Work instructions:
Return each line of the material verbatim.

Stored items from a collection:
## start

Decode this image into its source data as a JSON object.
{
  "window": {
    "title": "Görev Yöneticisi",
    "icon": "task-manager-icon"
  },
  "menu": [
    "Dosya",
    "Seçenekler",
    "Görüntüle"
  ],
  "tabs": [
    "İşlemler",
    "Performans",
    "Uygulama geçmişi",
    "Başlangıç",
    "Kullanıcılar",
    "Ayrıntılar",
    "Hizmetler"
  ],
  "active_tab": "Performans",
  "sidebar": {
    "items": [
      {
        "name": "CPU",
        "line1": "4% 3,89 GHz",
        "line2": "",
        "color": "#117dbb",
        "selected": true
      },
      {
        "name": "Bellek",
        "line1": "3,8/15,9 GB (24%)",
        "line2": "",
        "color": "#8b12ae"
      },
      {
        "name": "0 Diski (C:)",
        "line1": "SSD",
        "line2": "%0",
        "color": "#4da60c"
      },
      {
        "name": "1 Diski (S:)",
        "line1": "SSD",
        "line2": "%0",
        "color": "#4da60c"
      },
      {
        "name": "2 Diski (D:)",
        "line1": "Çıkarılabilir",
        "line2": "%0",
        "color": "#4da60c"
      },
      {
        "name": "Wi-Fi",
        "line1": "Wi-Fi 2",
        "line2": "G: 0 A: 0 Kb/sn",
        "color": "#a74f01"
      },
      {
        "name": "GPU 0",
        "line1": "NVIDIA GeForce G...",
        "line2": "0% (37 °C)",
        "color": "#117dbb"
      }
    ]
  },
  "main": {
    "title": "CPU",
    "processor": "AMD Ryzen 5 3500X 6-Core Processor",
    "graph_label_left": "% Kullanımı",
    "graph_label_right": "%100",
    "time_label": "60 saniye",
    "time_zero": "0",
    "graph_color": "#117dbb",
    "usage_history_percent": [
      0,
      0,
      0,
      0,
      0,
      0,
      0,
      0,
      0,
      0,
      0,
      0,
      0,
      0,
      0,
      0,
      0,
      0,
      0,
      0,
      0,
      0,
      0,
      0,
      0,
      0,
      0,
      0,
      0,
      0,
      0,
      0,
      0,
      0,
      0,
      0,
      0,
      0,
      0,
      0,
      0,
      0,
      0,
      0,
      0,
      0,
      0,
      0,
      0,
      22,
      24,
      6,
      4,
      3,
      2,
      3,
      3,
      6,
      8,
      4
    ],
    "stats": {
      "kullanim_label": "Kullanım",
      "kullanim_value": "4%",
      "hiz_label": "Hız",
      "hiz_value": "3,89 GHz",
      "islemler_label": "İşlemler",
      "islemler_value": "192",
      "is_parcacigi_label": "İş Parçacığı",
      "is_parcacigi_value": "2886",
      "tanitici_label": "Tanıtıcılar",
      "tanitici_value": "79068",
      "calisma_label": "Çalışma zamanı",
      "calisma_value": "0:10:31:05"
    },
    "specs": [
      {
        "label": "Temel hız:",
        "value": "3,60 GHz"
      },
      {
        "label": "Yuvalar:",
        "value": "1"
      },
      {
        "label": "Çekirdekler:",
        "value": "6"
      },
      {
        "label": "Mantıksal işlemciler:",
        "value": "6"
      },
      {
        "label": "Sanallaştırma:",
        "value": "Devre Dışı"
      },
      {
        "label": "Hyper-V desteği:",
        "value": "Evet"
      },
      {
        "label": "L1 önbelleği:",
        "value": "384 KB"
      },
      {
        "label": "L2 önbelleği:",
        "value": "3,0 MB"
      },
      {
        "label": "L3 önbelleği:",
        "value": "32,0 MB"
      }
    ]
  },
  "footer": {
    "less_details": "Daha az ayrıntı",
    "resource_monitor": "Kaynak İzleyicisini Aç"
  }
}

## end

Written response:
Decode this image into its source data as a JSON object.
{
  "window": {
    "title": "Görev Yöneticisi",
    "icon": "task-manager-icon"
  },
  "menu": [
    "Dosya",
    "Seçenekler",
    "Görüntüle"
  ],
  "tabs": [
    "İşlemler",
    "Performans",
    "Uygulama geçmişi",
    "Başlangıç",
    "Kullanıcılar",
    "Ayrıntılar",
    "Hizmetler"
  ],
  "active_tab": "Performans",
  "sidebar": {
    "items": [
      {
        "name": "CPU",
        "line1": "4% 3,89 GHz",
        "line2": "",
        "color": "#117dbb",
        "selected": true
      },
      {
        "name": "Bellek",
        "line1": "3,8/15,9 GB (24%)",
        "line2": "",
        "color": "#8b12ae"
      },
      {
        "name": "0 Diski (C:)",
        "line1": "SSD",
        "line2": "%0",
        "color": "#4da60c"
      },
      {
        "name": "1 Diski (S:)",
        "line1": "SSD",
        "line2": "%0",
        "color": "#4da60c"
      },
      {
        "name": "2 Diski (D:)",
        "line1": "Çıkarılabilir",
        "line2": "%0",
        "color": "#4da60c"
      },
      {
        "name": "Wi-Fi",
        "line1": "Wi-Fi 2",
        "line2": "G: 0 A: 0 Kb/sn",
        "color": "#a74f01"
      },
      {
        "name": "GPU 0",
        "line1": "NVIDIA GeForce G...",
        "line2": "0% (37 °C)",
        "color": "#117dbb"
      }
    ]
  },
  "main": {
    "title": "CPU",
    "processor": "AMD Ryzen 5 3500X 6-Core Processor",
    "graph_label_left": "% Kullanımı",
    "graph_label_right": "%100",
    "time_label": "60 saniye",
    "time_zero": "0",
    "graph_color": "#117dbb",
    "usage_history_percent": [
      0,
      0,
      0,
      0,
      0,
      0,
      0,
      0,
      0,
      0,
      0,
      0,
      0,
      0,
      0,
      0,
      0,
      0,
      0,
      0,
      0,
      0,
      0,
      0,
      0,
      0,
      0,
      0,
      0,
      0,
      0,
      0,
      0,
      0,
      0,
      0,
      0,
      0,
      0,
      0,
      0,
      0,
      0,
      0,
      0,
      0,
      0,
      0,
      0,
      22,
      24,
      6,
      4,
      3,
      2,
      3,
      3,
      6,
      8,
      4
    ],
    "stats": {
      "kullanim_label": "Kullanım",
      "kullanim_value": "4%",
      "hiz_label": "Hız",
      "hiz_value": "3,89 GHz",
      "islemler_label": "İşlemler",
      "islemler_value": "192",
      "is_parcacigi_label": "İş Parçacığı",
      "is_parcacigi_value": "2886",
      "tanitici_label": "Tanıtıcılar",
      "tanitici_value": "79068",
      "calisma_label": "Çalışma zamanı",
      "calisma_value": "0:10:31:05"
    },
    "specs": [
      {
        "label": "Temel hız:",
        "value": "3,60 GHz"
      },
      {
        "label": "Yuvalar:",
        "value": "1"
      },
      {
        "label": "Çekirdekler:",
        "value": "6"
      },
      {
        "label": "Mantıksal işlemciler:",
        "value": "6"
      },
      {
        "label": "Sanallaştırma:",
        "value": "Devre Dışı"
      },
      {
        "label": "Hyper-V desteği:",
        "value": "Evet"
      },
      {
        "label": "L1 önbelleği:",
        "value": "384 KB"
      },
      {
        "label": "L2 önbelleği:",
        "value": "3,0 MB"
      },
      {
        "label": "L3 önbelleği:",
        "value": "32,0 MB"
      }
    ]
  },
  "footer": {
    "less_details": "Daha az ayrıntı",
    "resource_monitor": "Kaynak İzleyicisini Aç"
  }
}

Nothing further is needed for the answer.